++++ Records provided ++++
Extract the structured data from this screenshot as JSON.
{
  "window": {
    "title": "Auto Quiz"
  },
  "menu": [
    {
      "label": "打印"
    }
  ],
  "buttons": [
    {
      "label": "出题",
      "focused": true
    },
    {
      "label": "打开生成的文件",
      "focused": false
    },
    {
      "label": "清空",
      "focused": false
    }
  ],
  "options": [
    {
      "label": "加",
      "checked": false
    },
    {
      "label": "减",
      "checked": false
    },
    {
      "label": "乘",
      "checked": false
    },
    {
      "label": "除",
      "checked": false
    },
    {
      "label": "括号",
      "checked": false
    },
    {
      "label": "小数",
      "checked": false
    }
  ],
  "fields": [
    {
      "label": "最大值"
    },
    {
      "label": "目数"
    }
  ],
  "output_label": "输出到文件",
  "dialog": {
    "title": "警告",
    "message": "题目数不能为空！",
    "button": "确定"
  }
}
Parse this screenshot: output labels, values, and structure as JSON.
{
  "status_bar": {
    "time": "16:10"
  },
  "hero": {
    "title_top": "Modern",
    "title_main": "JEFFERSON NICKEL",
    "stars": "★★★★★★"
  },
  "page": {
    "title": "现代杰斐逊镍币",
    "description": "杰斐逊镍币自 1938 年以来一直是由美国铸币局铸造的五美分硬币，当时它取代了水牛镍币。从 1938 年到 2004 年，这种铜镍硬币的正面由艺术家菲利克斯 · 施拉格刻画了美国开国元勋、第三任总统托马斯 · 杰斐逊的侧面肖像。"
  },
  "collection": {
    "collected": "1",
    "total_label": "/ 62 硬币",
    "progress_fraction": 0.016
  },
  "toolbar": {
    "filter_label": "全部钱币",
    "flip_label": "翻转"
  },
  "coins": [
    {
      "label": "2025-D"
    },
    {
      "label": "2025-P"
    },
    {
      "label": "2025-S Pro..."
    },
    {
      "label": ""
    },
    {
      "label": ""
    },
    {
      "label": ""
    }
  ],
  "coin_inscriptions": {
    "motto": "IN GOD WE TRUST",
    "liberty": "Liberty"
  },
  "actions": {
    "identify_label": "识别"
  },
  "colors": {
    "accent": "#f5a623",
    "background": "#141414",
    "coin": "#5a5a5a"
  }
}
++++
▸ **What the task asks**
Going over the lines above, work out how many include "screenshot", then give only that number.

▸ **Expected output**
2